* [WRITTEN TASK]: Wherever the string "rate" appears in the listing, copy that line.

* [GIVEN RECORDS]:

========

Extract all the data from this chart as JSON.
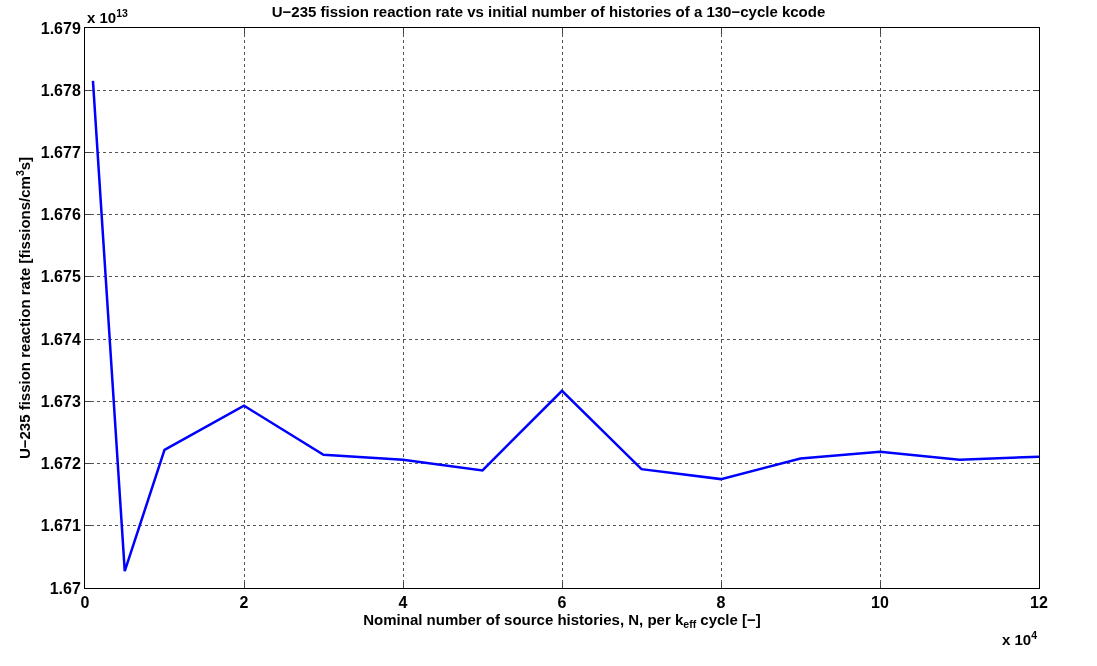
{
  "chart_data": {
    "type": "line",
    "title": "U−235 fission reaction rate vs initial number of histories of a 130−cycle kcode",
    "xlabel": "Nominal number of source histories, N, per k$_{eff}$ cycle [−]",
    "ylabel": "U−235 fission reaction rate [fissions/cm$^{3}$s]",
    "x": [
      0.1,
      0.5,
      1,
      2,
      3,
      4,
      5,
      6,
      7,
      8,
      9,
      10,
      11,
      12
    ],
    "series": [
      {
        "color": "#0000ff",
        "values": [
          1.67815,
          1.67027,
          1.67222,
          1.67293,
          1.67214,
          1.67206,
          1.67189,
          1.67317,
          1.67191,
          1.67175,
          1.67208,
          1.67219,
          1.67206,
          1.67211
        ]
      }
    ],
    "xlim": [
      0,
      12
    ],
    "xticks": [
      0,
      2,
      4,
      6,
      8,
      10,
      12
    ],
    "ylim": [
      1.67,
      1.679
    ],
    "yticks": [
      1.67,
      1.671,
      1.672,
      1.673,
      1.674,
      1.675,
      1.676,
      1.677,
      1.678,
      1.679
    ],
    "annotations": [
      "x 10$^{13}$",
      "x 10$^{4}$"
    ],
    "grid": true,
    "marker": "none",
    "line_style": "solid"
  }
}
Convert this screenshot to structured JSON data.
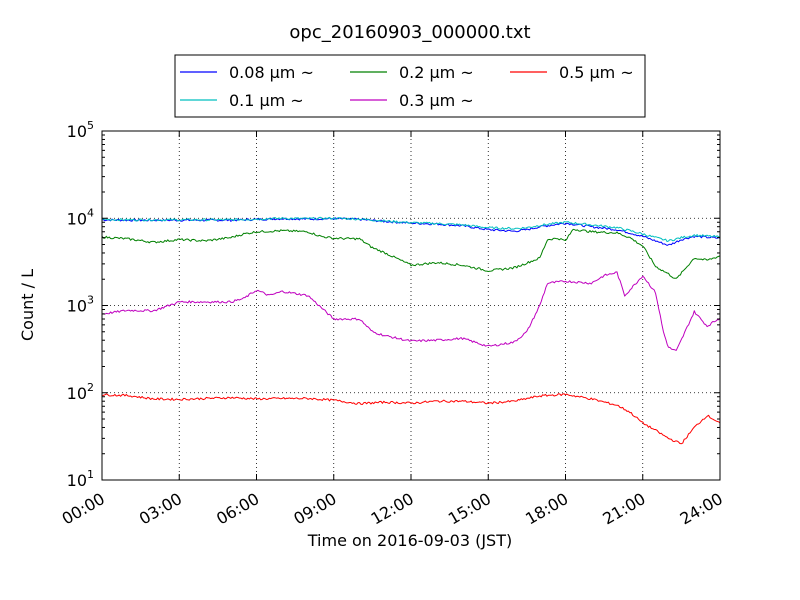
{
  "chart_data": {
    "type": "line",
    "title": "opc_20160903_000000.txt",
    "xlabel": "Time on 2016-09-03 (JST)",
    "ylabel": "Count / L",
    "x_unit": "hours",
    "xlim": [
      0,
      24
    ],
    "ylim": [
      10,
      100000
    ],
    "yscale": "log",
    "grid": true,
    "legend_position": "top",
    "x_ticks": [
      {
        "v": 0,
        "label": "00:00"
      },
      {
        "v": 3,
        "label": "03:00"
      },
      {
        "v": 6,
        "label": "06:00"
      },
      {
        "v": 9,
        "label": "09:00"
      },
      {
        "v": 12,
        "label": "12:00"
      },
      {
        "v": 15,
        "label": "15:00"
      },
      {
        "v": 18,
        "label": "18:00"
      },
      {
        "v": 21,
        "label": "21:00"
      },
      {
        "v": 24,
        "label": "24:00"
      }
    ],
    "y_ticks": [
      {
        "v": 10,
        "base": "10",
        "exp": "1"
      },
      {
        "v": 100,
        "base": "10",
        "exp": "2"
      },
      {
        "v": 1000,
        "base": "10",
        "exp": "3"
      },
      {
        "v": 10000,
        "base": "10",
        "exp": "4"
      },
      {
        "v": 100000,
        "base": "10",
        "exp": "5"
      }
    ],
    "legend_suffix": "μm ~",
    "series": [
      {
        "name": "0.08",
        "color": "#0000ff",
        "points": [
          [
            0,
            9600
          ],
          [
            1,
            9500
          ],
          [
            2,
            9500
          ],
          [
            3,
            9500
          ],
          [
            4,
            9500
          ],
          [
            5,
            9500
          ],
          [
            6,
            9700
          ],
          [
            7,
            9900
          ],
          [
            8,
            9800
          ],
          [
            9,
            9900
          ],
          [
            10,
            9700
          ],
          [
            11,
            9200
          ],
          [
            12,
            8800
          ],
          [
            13,
            8600
          ],
          [
            14,
            8200
          ],
          [
            15,
            7400
          ],
          [
            16,
            7100
          ],
          [
            16.5,
            7400
          ],
          [
            17,
            8000
          ],
          [
            18,
            8800
          ],
          [
            19,
            8000
          ],
          [
            20,
            7400
          ],
          [
            20.5,
            6800
          ],
          [
            21,
            6200
          ],
          [
            21.5,
            5500
          ],
          [
            22,
            4900
          ],
          [
            22.5,
            5700
          ],
          [
            23,
            6200
          ],
          [
            24,
            5900
          ]
        ]
      },
      {
        "name": "0.1",
        "color": "#00bfbf",
        "points": [
          [
            0,
            9700
          ],
          [
            1,
            9600
          ],
          [
            2,
            9600
          ],
          [
            3,
            9600
          ],
          [
            4,
            9600
          ],
          [
            5,
            9600
          ],
          [
            6,
            9800
          ],
          [
            7,
            10000
          ],
          [
            8,
            9900
          ],
          [
            9,
            10000
          ],
          [
            10,
            9800
          ],
          [
            11,
            9300
          ],
          [
            12,
            8900
          ],
          [
            13,
            8700
          ],
          [
            14,
            8400
          ],
          [
            15,
            7800
          ],
          [
            16,
            7600
          ],
          [
            16.5,
            7800
          ],
          [
            17,
            8300
          ],
          [
            18,
            9000
          ],
          [
            19,
            8400
          ],
          [
            20,
            7800
          ],
          [
            20.5,
            7200
          ],
          [
            21,
            6600
          ],
          [
            21.5,
            6000
          ],
          [
            22,
            5500
          ],
          [
            22.5,
            6000
          ],
          [
            23,
            6400
          ],
          [
            24,
            6100
          ]
        ]
      },
      {
        "name": "0.2",
        "color": "#008000",
        "points": [
          [
            0,
            6100
          ],
          [
            1,
            5800
          ],
          [
            2,
            5300
          ],
          [
            3,
            5700
          ],
          [
            4,
            5500
          ],
          [
            5,
            6000
          ],
          [
            5.5,
            6600
          ],
          [
            6,
            7000
          ],
          [
            7,
            7200
          ],
          [
            8,
            7000
          ],
          [
            8.5,
            6200
          ],
          [
            9,
            5900
          ],
          [
            10,
            5800
          ],
          [
            10.5,
            4600
          ],
          [
            11,
            4000
          ],
          [
            12,
            2900
          ],
          [
            13,
            3100
          ],
          [
            14,
            2900
          ],
          [
            15,
            2500
          ],
          [
            16,
            2700
          ],
          [
            17,
            3500
          ],
          [
            17.3,
            5700
          ],
          [
            17.7,
            5900
          ],
          [
            18,
            5500
          ],
          [
            18.3,
            7500
          ],
          [
            19,
            7000
          ],
          [
            20,
            6800
          ],
          [
            20.5,
            6000
          ],
          [
            21,
            4800
          ],
          [
            21.5,
            2800
          ],
          [
            22,
            2300
          ],
          [
            22.3,
            2000
          ],
          [
            23,
            3500
          ],
          [
            23.5,
            3300
          ],
          [
            24,
            3700
          ]
        ]
      },
      {
        "name": "0.3",
        "color": "#bf00bf",
        "points": [
          [
            0,
            800
          ],
          [
            1,
            880
          ],
          [
            2,
            870
          ],
          [
            3,
            1100
          ],
          [
            4,
            1100
          ],
          [
            5,
            1100
          ],
          [
            5.5,
            1200
          ],
          [
            6,
            1500
          ],
          [
            6.5,
            1300
          ],
          [
            7,
            1450
          ],
          [
            8,
            1300
          ],
          [
            9,
            700
          ],
          [
            10,
            700
          ],
          [
            10.5,
            500
          ],
          [
            11,
            450
          ],
          [
            12,
            390
          ],
          [
            13,
            400
          ],
          [
            14,
            420
          ],
          [
            15,
            340
          ],
          [
            16,
            380
          ],
          [
            16.5,
            500
          ],
          [
            17,
            1000
          ],
          [
            17.3,
            1800
          ],
          [
            18,
            1900
          ],
          [
            19,
            1800
          ],
          [
            19.5,
            2200
          ],
          [
            20,
            2400
          ],
          [
            20.3,
            1300
          ],
          [
            21,
            2200
          ],
          [
            21.5,
            1400
          ],
          [
            21.8,
            500
          ],
          [
            22,
            330
          ],
          [
            22.3,
            300
          ],
          [
            23,
            850
          ],
          [
            23.5,
            580
          ],
          [
            24,
            720
          ]
        ]
      },
      {
        "name": "0.5",
        "color": "#ff0000",
        "points": [
          [
            0,
            95
          ],
          [
            1,
            93
          ],
          [
            2,
            85
          ],
          [
            3,
            84
          ],
          [
            4,
            86
          ],
          [
            5,
            88
          ],
          [
            6,
            85
          ],
          [
            7,
            86
          ],
          [
            8,
            86
          ],
          [
            9,
            82
          ],
          [
            10,
            75
          ],
          [
            11,
            78
          ],
          [
            12,
            76
          ],
          [
            13,
            80
          ],
          [
            14,
            80
          ],
          [
            15,
            76
          ],
          [
            16,
            80
          ],
          [
            17,
            92
          ],
          [
            18,
            96
          ],
          [
            19,
            85
          ],
          [
            20,
            72
          ],
          [
            20.5,
            60
          ],
          [
            21,
            45
          ],
          [
            21.5,
            37
          ],
          [
            22,
            30
          ],
          [
            22.5,
            26
          ],
          [
            23,
            40
          ],
          [
            23.5,
            55
          ],
          [
            24,
            45
          ]
        ]
      }
    ]
  }
}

========

* [WRITTEN SOLUTION]:
    "title": "U−235 fission reaction rate vs initial number of histories of a 130−cycle kcode",
    "ylabel": "U−235 fission reaction rate [fissions/cm$^{3}$s]",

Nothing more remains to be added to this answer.